==== RECORDS FOR PROCESSING ====

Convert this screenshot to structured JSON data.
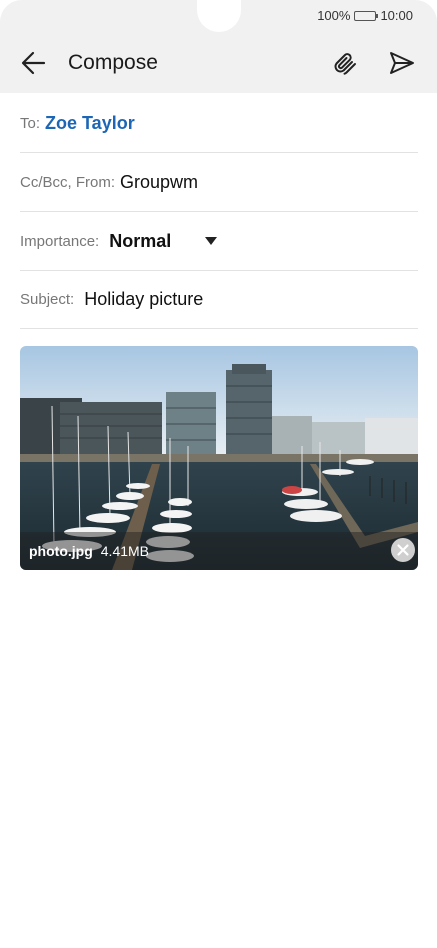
{
  "status": {
    "battery": "100%",
    "time": "10:00"
  },
  "toolbar": {
    "title": "Compose",
    "back_icon": "arrow-left-icon",
    "attach_icon": "paperclip-icon",
    "send_icon": "send-icon"
  },
  "fields": {
    "to": {
      "label": "To:",
      "value": "Zoe Taylor"
    },
    "from": {
      "label": "Cc/Bcc, From:",
      "value": "Groupwm"
    },
    "importance": {
      "label": "Importance:",
      "value": "Normal"
    },
    "subject": {
      "label": "Subject:",
      "value": "Holiday picture"
    }
  },
  "attachment": {
    "filename": "photo.jpg",
    "size": "4.41MB",
    "remove_icon": "close-icon"
  },
  "colors": {
    "recipient": "#1c66b5",
    "header_bg": "#f1f1f1"
  }
}
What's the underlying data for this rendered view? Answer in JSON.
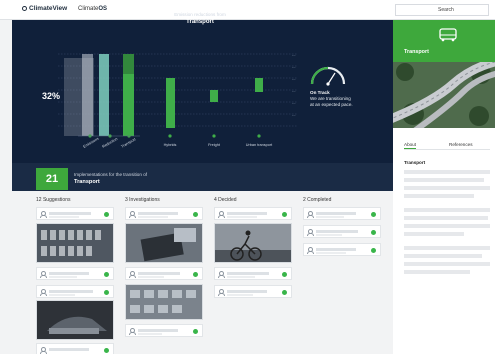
{
  "topbar": {
    "logo": "ClimateView",
    "nav_prefix": "Climate",
    "nav_suffix": "OS",
    "search_label": "Search"
  },
  "dashboard": {
    "subtitle": "Emission reductions from",
    "title": "Transport",
    "percent": "32%",
    "status_title": "On Track",
    "status_line1": "We are transitioning",
    "status_line2": "at an expected pace."
  },
  "chart_data": {
    "type": "bar",
    "title": "Transport",
    "subtitle": "Emission reductions from",
    "left_groups": [
      "Emissions",
      "Reduction",
      "Transport"
    ],
    "categories": [
      "Hybrids",
      "Freight",
      "Urban transport"
    ],
    "values": [
      28,
      14,
      10
    ],
    "progress_percent": 32,
    "colors": {
      "bar": "#3fae49",
      "background": "#10203a"
    }
  },
  "summary": {
    "count": "21",
    "subtitle": "Implementations for the transition of",
    "title": "Transport"
  },
  "board": {
    "columns": [
      {
        "label": "12 Suggestions"
      },
      {
        "label": "3 Investigations"
      },
      {
        "label": "4 Decided"
      },
      {
        "label": "2 Completed"
      }
    ]
  },
  "details": {
    "title": "Transport",
    "tabs": [
      "About",
      "References"
    ],
    "section": "Transport"
  }
}
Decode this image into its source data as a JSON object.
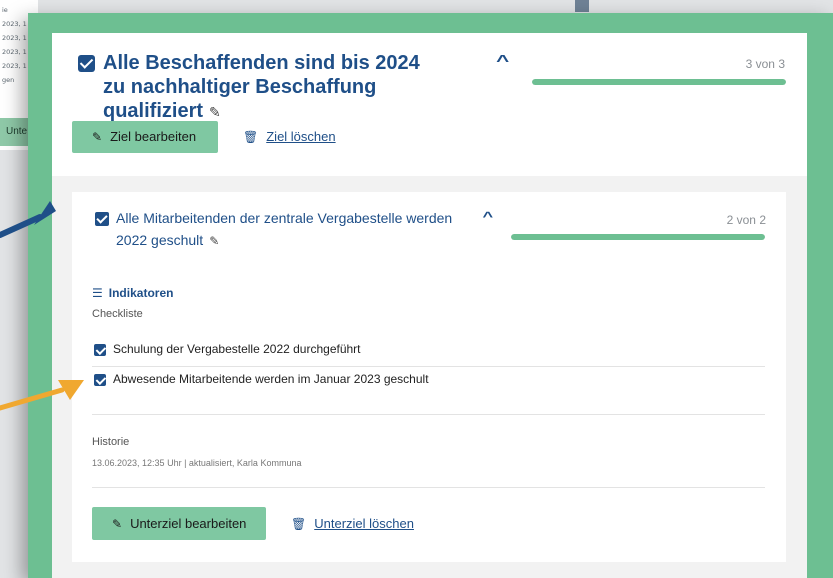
{
  "background_page": {
    "sidebar_fragments": [
      "ie",
      "2023, 1",
      "2023, 1",
      "2023, 1",
      "2023, 1",
      "gen"
    ],
    "button_fragment": "Unte"
  },
  "goal": {
    "title": "Alle Beschaffenden sind bis 2024 zu nachhaltiger Beschaffung qualifiziert",
    "progress_text": "3 von 3",
    "progress_fraction": 1.0,
    "edit_label": "Ziel bearbeiten",
    "delete_label": "Ziel löschen"
  },
  "subgoal": {
    "title": "Alle Mitarbeitenden der zentrale Vergabestelle werden 2022 geschult",
    "progress_text": "2 von 2",
    "progress_fraction": 1.0,
    "indicators_label": "Indikatoren",
    "indicator_type": "Checkliste",
    "checklist": [
      {
        "label": "Schulung der Vergabestelle 2022 durchgeführt",
        "checked": true
      },
      {
        "label": "Abwesende Mitarbeitende werden im Januar 2023 geschult",
        "checked": true
      }
    ],
    "history_label": "Historie",
    "history_entry": "13.06.2023, 12:35 Uhr | aktualisiert, Karla Kommuna",
    "edit_label": "Unterziel bearbeiten",
    "delete_label": "Unterziel löschen"
  },
  "colors": {
    "frame": "#6dbf92",
    "primary": "#1f4f88",
    "button": "#7fc8a2",
    "arrow_blue": "#1f4f88",
    "arrow_orange": "#f0a830"
  },
  "icons": [
    "checkbox-checked-icon",
    "chevron-up-icon",
    "pencil-icon",
    "trash-icon",
    "sliders-icon"
  ]
}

====

### [GIVEN INSTRUCTION]
Except for the pictures, give all the material above again verbatim.

### [PROBLEM SOLUTION]
Convert this screenshot to structured JSON data.
{
  "status": {
    "battery": "100%",
    "time": "10:00"
  },
  "toolbar": {
    "title": "Compose",
    "back_icon": "arrow-left-icon",
    "attach_icon": "paperclip-icon",
    "send_icon": "send-icon"
  },
  "fields": {
    "to": {
      "label": "To:",
      "value": "Zoe Taylor"
    },
    "from": {
      "label": "Cc/Bcc, From:",
      "value": "Groupwm"
    },
    "importance": {
      "label": "Importance:",
      "value": "Normal"
    },
    "subject": {
      "label": "Subject:",
      "value": "Holiday picture"
    }
  },
  "attachment": {
    "filename": "photo.jpg",
    "size": "4.41MB",
    "remove_icon": "close-icon"
  },
  "colors": {
    "recipient": "#1c66b5",
    "header_bg": "#f1f1f1"
  }
}
What's the underlying data for this rendered view? Answer in JSON.
{
  "topbar": {
    "logo": "ClimateView",
    "nav_prefix": "Climate",
    "nav_suffix": "OS",
    "search_label": "Search"
  },
  "dashboard": {
    "subtitle": "Emission reductions from",
    "title": "Transport",
    "percent": "32%",
    "status_title": "On Track",
    "status_line1": "We are transitioning",
    "status_line2": "at an expected pace."
  },
  "chart_data": {
    "type": "bar",
    "title": "Transport",
    "subtitle": "Emission reductions from",
    "left_groups": [
      "Emissions",
      "Reduction",
      "Transport"
    ],
    "categories": [
      "Hybrids",
      "Freight",
      "Urban transport"
    ],
    "values": [
      28,
      14,
      10
    ],
    "progress_percent": 32,
    "colors": {
      "bar": "#3fae49",
      "background": "#10203a"
    }
  },
  "summary": {
    "count": "21",
    "subtitle": "Implementations for the transition of",
    "title": "Transport"
  },
  "board": {
    "columns": [
      {
        "label": "12 Suggestions"
      },
      {
        "label": "3 Investigations"
      },
      {
        "label": "4 Decided"
      },
      {
        "label": "2 Completed"
      }
    ]
  },
  "details": {
    "title": "Transport",
    "tabs": [
      "About",
      "References"
    ],
    "section": "Transport"
  }
}
Decode this image into its source data as a JSON object.
{
  "background_page": {
    "sidebar_fragments": [
      "ie",
      "2023, 1",
      "2023, 1",
      "2023, 1",
      "2023, 1",
      "gen"
    ],
    "button_fragment": "Unte"
  },
  "goal": {
    "title": "Alle Beschaffenden sind bis 2024 zu nachhaltiger Beschaffung qualifiziert",
    "progress_text": "3 von 3",
    "progress_fraction": 1.0,
    "edit_label": "Ziel bearbeiten",
    "delete_label": "Ziel löschen"
  },
  "subgoal": {
    "title": "Alle Mitarbeitenden der zentrale Vergabestelle werden 2022 geschult",
    "progress_text": "2 von 2",
    "progress_fraction": 1.0,
    "indicators_label": "Indikatoren",
    "indicator_type": "Checkliste",
    "checklist": [
      {
        "label": "Schulung der Vergabestelle 2022 durchgeführt",
        "checked": true
      },
      {
        "label": "Abwesende Mitarbeitende werden im Januar 2023 geschult",
        "checked": true
      }
    ],
    "history_label": "Historie",
    "history_entry": "13.06.2023, 12:35 Uhr | aktualisiert, Karla Kommuna",
    "edit_label": "Unterziel bearbeiten",
    "delete_label": "Unterziel löschen"
  },
  "colors": {
    "frame": "#6dbf92",
    "primary": "#1f4f88",
    "button": "#7fc8a2",
    "arrow_blue": "#1f4f88",
    "arrow_orange": "#f0a830"
  },
  "icons": [
    "checkbox-checked-icon",
    "chevron-up-icon",
    "pencil-icon",
    "trash-icon",
    "sliders-icon"
  ]
}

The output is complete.